(Given exercise) Restate the full listing word for word and leave the pictures out.

(Entries shown)
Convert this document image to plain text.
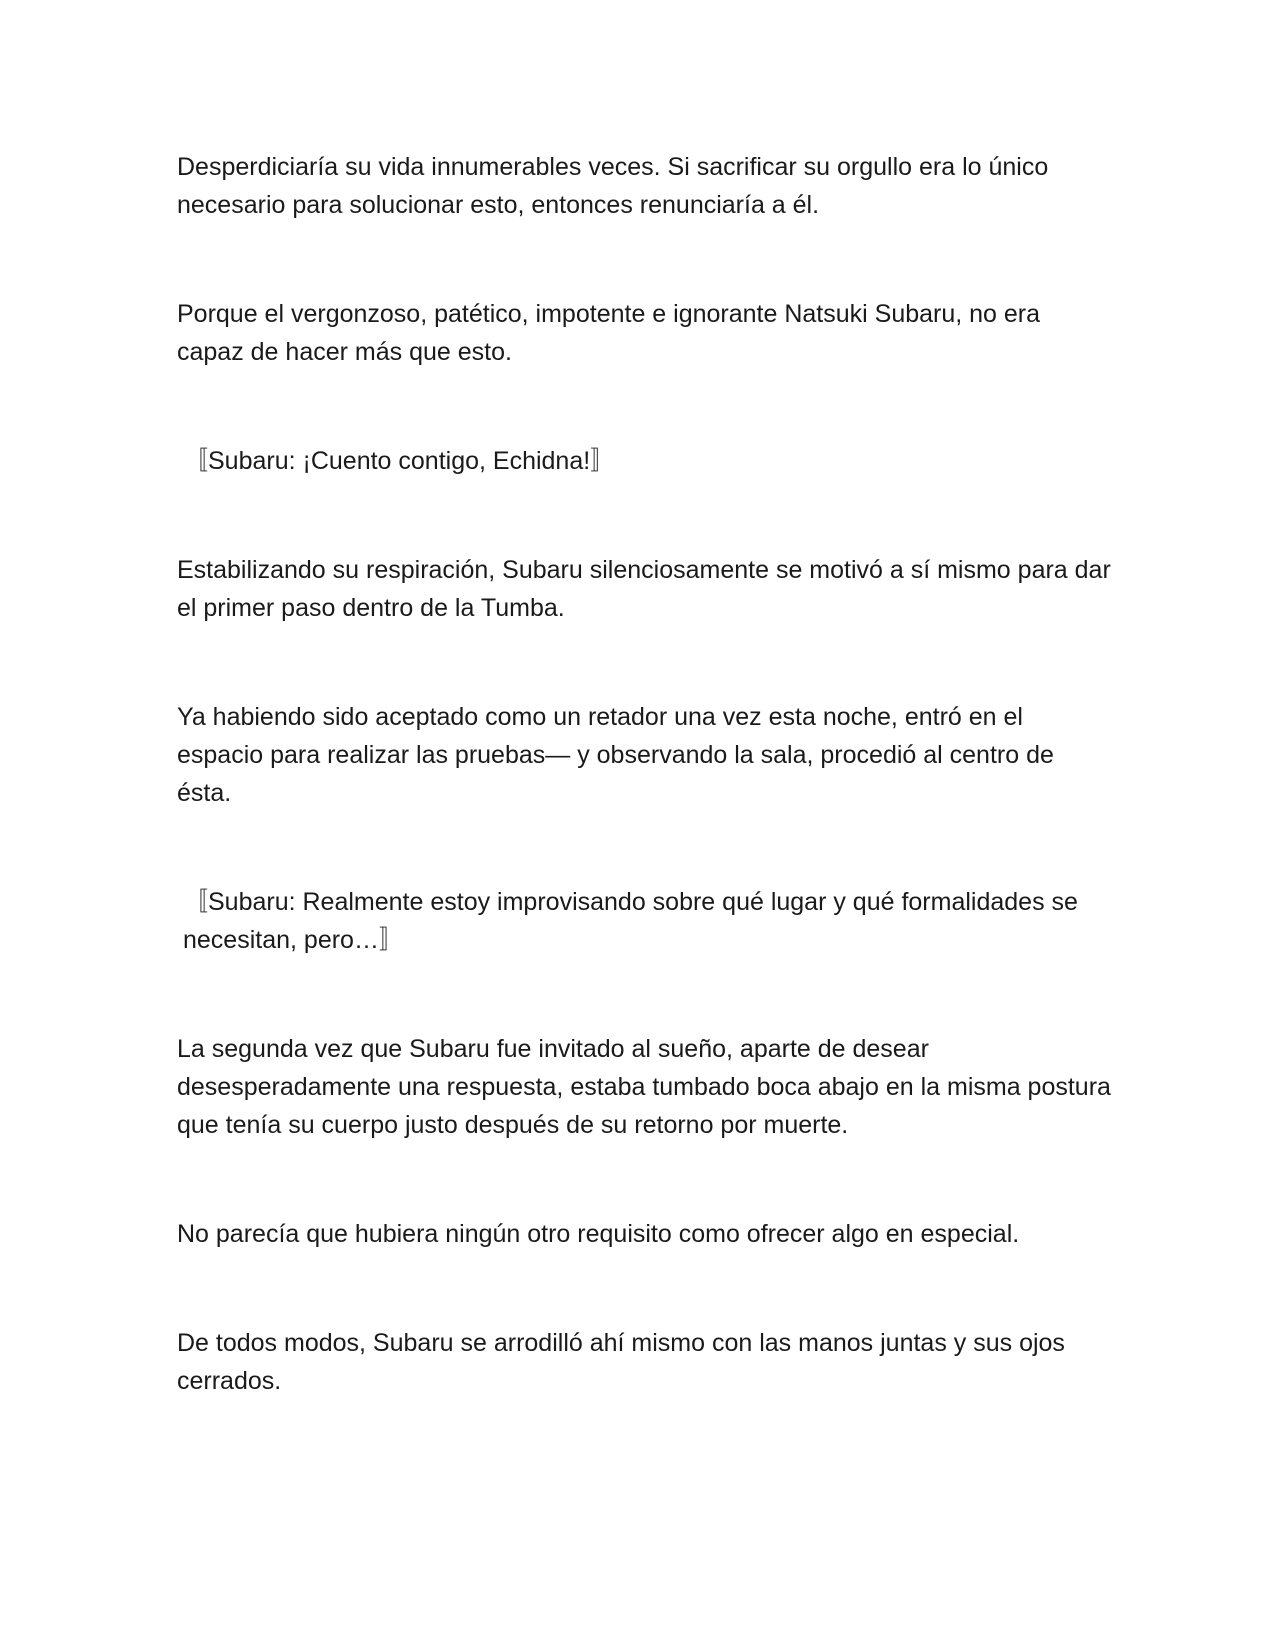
Desperdiciaría su vida innumerables veces. Si sacrificar su orgullo era lo único necesario para solucionar esto, entonces renunciaría a él.

Porque el vergonzoso, patético, impotente e ignorante Natsuki Subaru, no era capaz de hacer más que esto.

〚Subaru: ¡Cuento contigo, Echidna!〛

Estabilizando su respiración, Subaru silenciosamente se motivó a sí mismo para dar el primer paso dentro de la Tumba.

Ya habiendo sido aceptado como un retador una vez esta noche, entró en el espacio para realizar las pruebas— y observando la sala, procedió al centro de ésta.

〚Subaru: Realmente estoy improvisando sobre qué lugar y qué formalidades se necesitan, pero…〛

La segunda vez que Subaru fue invitado al sueño, aparte de desear desesperadamente una respuesta, estaba tumbado boca abajo en la misma postura que tenía su cuerpo justo después de su retorno por muerte.

No parecía que hubiera ningún otro requisito como ofrecer algo en especial.

De todos modos, Subaru se arrodilló ahí mismo con las manos juntas y sus ojos cerrados.
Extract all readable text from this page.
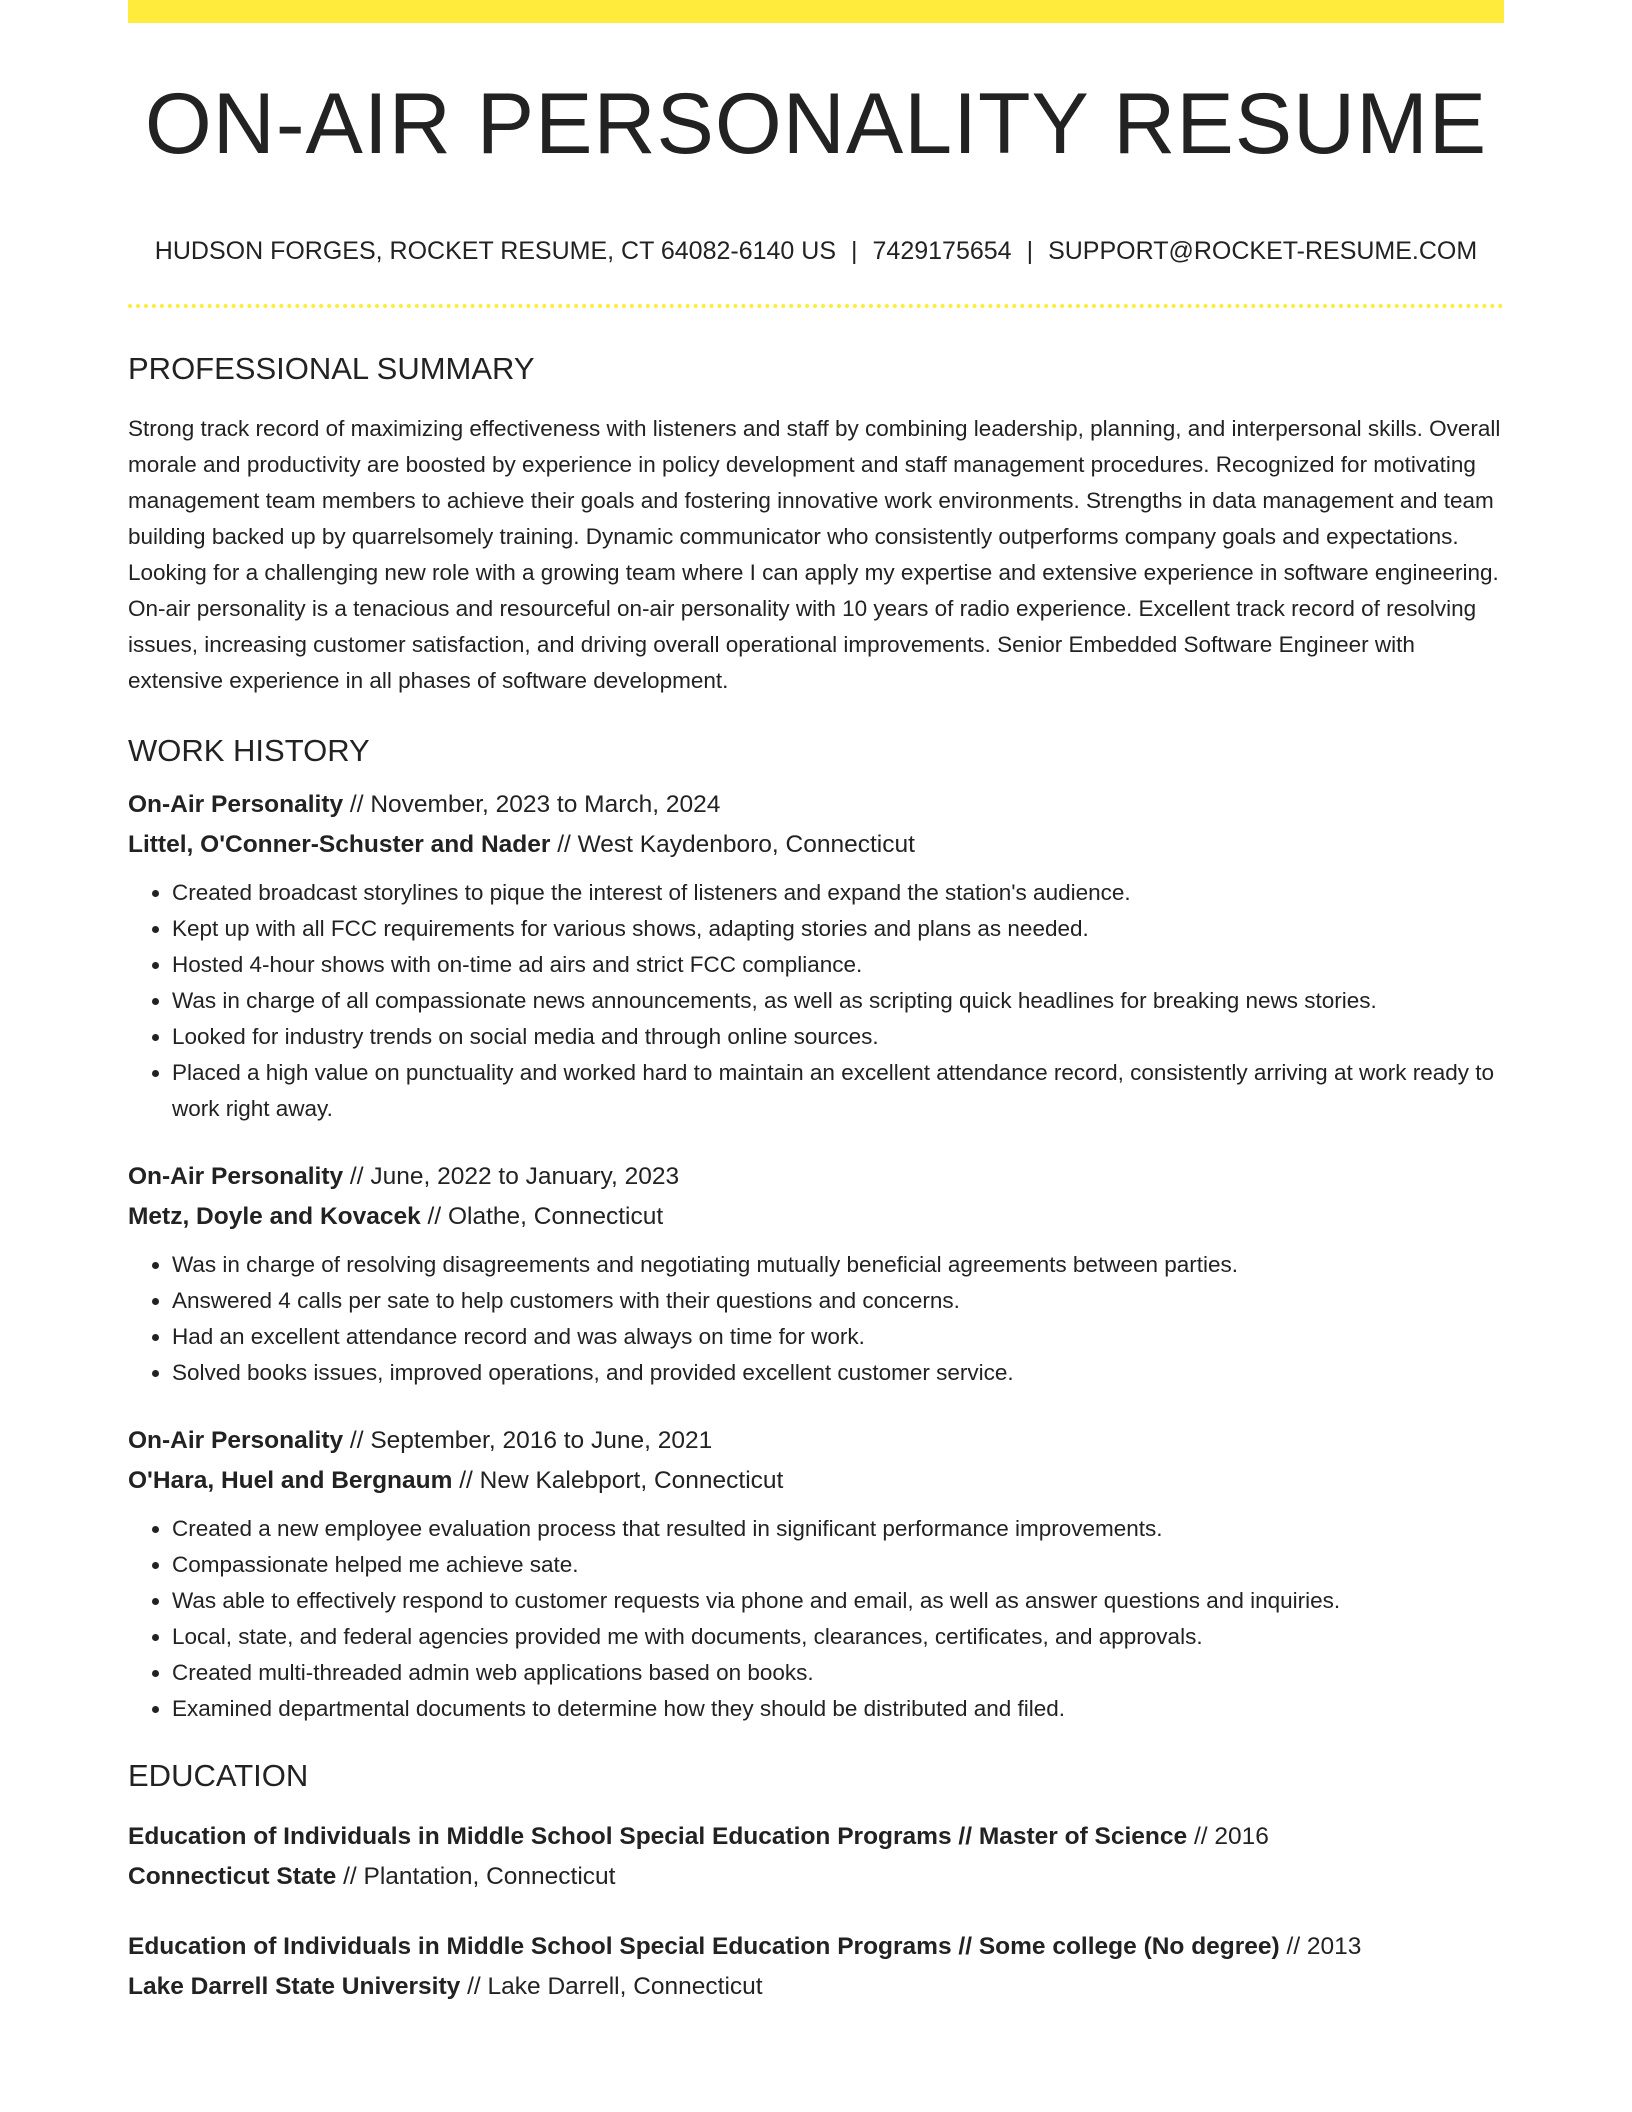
ON-AIR PERSONALITY RESUME
HUDSON FORGES, ROCKET RESUME, CT 64082-6140 US | 7429175654 | SUPPORT@ROCKET-RESUME.COM
PROFESSIONAL SUMMARY

Strong track record of maximizing effectiveness with listeners and staff by combining leadership, planning, and interpersonal skills. Overall morale and productivity are boosted by experience in policy development and staff management procedures. Recognized for motivating management team members to achieve their goals and fostering innovative work environments. Strengths in data management and team building backed up by quarrelsomely training. Dynamic communicator who consistently outperforms company goals and expectations. Looking for a challenging new role with a growing team where I can apply my expertise and extensive experience in software engineering. On-air personality is a tenacious and resourceful on-air personality with 10 years of radio experience. Excellent track record of resolving issues, increasing customer satisfaction, and driving overall operational improvements. Senior Embedded Software Engineer with extensive experience in all phases of software development.

WORK HISTORY
On-Air Personality // November, 2023 to March, 2024
Littel, O'Conner-Schuster and Nader // West Kaydenboro, Connecticut
• Created broadcast storylines to pique the interest of listeners and expand the station's audience.
• Kept up with all FCC requirements for various shows, adapting stories and plans as needed.
• Hosted 4-hour shows with on-time ad airs and strict FCC compliance.
• Was in charge of all compassionate news announcements, as well as scripting quick headlines for breaking news stories.
• Looked for industry trends on social media and through online sources.
• Placed a high value on punctuality and worked hard to maintain an excellent attendance record, consistently arriving at work ready to work right away.
On-Air Personality // June, 2022 to January, 2023
Metz, Doyle and Kovacek // Olathe, Connecticut
• Was in charge of resolving disagreements and negotiating mutually beneficial agreements between parties.
• Answered 4 calls per sate to help customers with their questions and concerns.
• Had an excellent attendance record and was always on time for work.
• Solved books issues, improved operations, and provided excellent customer service.
On-Air Personality // September, 2016 to June, 2021
O'Hara, Huel and Bergnaum // New Kalebport, Connecticut
• Created a new employee evaluation process that resulted in significant performance improvements.
• Compassionate helped me achieve sate.
• Was able to effectively respond to customer requests via phone and email, as well as answer questions and inquiries.
• Local, state, and federal agencies provided me with documents, clearances, certificates, and approvals.
• Created multi-threaded admin web applications based on books.
• Examined departmental documents to determine how they should be distributed and filed.
EDUCATION
Education of Individuals in Middle School Special Education Programs // Master of Science // 2016
Connecticut State // Plantation, Connecticut
Education of Individuals in Middle School Special Education Programs // Some college (No degree) // 2013
Lake Darrell State University // Lake Darrell, Connecticut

(Result below)
Convert this document image to plain text.
Desperdiciaría su vida innumerables veces. Si sacrificar su orgullo era lo único necesario para solucionar esto, entonces renunciaría a él.

Porque el vergonzoso, patético, impotente e ignorante Natsuki Subaru, no era capaz de hacer más que esto.

〚Subaru: ¡Cuento contigo, Echidna!〛

Estabilizando su respiración, Subaru silenciosamente se motivó a sí mismo para dar el primer paso dentro de la Tumba.

Ya habiendo sido aceptado como un retador una vez esta noche, entró en el espacio para realizar las pruebas— y observando la sala, procedió al centro de ésta.

〚Subaru: Realmente estoy improvisando sobre qué lugar y qué formalidades se necesitan, pero…〛

La segunda vez que Subaru fue invitado al sueño, aparte de desear desesperadamente una respuesta, estaba tumbado boca abajo en la misma postura que tenía su cuerpo justo después de su retorno por muerte.

No parecía que hubiera ningún otro requisito como ofrecer algo en especial.

De todos modos, Subaru se arrodilló ahí mismo con las manos juntas y sus ojos cerrados.
Extract all readable text from this page.
ON-AIR PERSONALITY RESUME
HUDSON FORGES, ROCKET RESUME, CT 64082-6140 US | 7429175654 | SUPPORT@ROCKET-RESUME.COM
PROFESSIONAL SUMMARY

Strong track record of maximizing effectiveness with listeners and staff by combining leadership, planning, and interpersonal skills. Overall morale and productivity are boosted by experience in policy development and staff management procedures. Recognized for motivating management team members to achieve their goals and fostering innovative work environments. Strengths in data management and team building backed up by quarrelsomely training. Dynamic communicator who consistently outperforms company goals and expectations. Looking for a challenging new role with a growing team where I can apply my expertise and extensive experience in software engineering. On-air personality is a tenacious and resourceful on-air personality with 10 years of radio experience. Excellent track record of resolving issues, increasing customer satisfaction, and driving overall operational improvements. Senior Embedded Software Engineer with extensive experience in all phases of software development.

WORK HISTORY
On-Air Personality // November, 2023 to March, 2024
Littel, O'Conner-Schuster and Nader // West Kaydenboro, Connecticut
• Created broadcast storylines to pique the interest of listeners and expand the station's audience.
• Kept up with all FCC requirements for various shows, adapting stories and plans as needed.
• Hosted 4-hour shows with on-time ad airs and strict FCC compliance.
• Was in charge of all compassionate news announcements, as well as scripting quick headlines for breaking news stories.
• Looked for industry trends on social media and through online sources.
• Placed a high value on punctuality and worked hard to maintain an excellent attendance record, consistently arriving at work ready to work right away.
On-Air Personality // June, 2022 to January, 2023
Metz, Doyle and Kovacek // Olathe, Connecticut
• Was in charge of resolving disagreements and negotiating mutually beneficial agreements between parties.
• Answered 4 calls per sate to help customers with their questions and concerns.
• Had an excellent attendance record and was always on time for work.
• Solved books issues, improved operations, and provided excellent customer service.
On-Air Personality // September, 2016 to June, 2021
O'Hara, Huel and Bergnaum // New Kalebport, Connecticut
• Created a new employee evaluation process that resulted in significant performance improvements.
• Compassionate helped me achieve sate.
• Was able to effectively respond to customer requests via phone and email, as well as answer questions and inquiries.
• Local, state, and federal agencies provided me with documents, clearances, certificates, and approvals.
• Created multi-threaded admin web applications based on books.
• Examined departmental documents to determine how they should be distributed and filed.
EDUCATION
Education of Individuals in Middle School Special Education Programs // Master of Science // 2016
Connecticut State // Plantation, Connecticut
Education of Individuals in Middle School Special Education Programs // Some college (No degree) // 2013
Lake Darrell State University // Lake Darrell, Connecticut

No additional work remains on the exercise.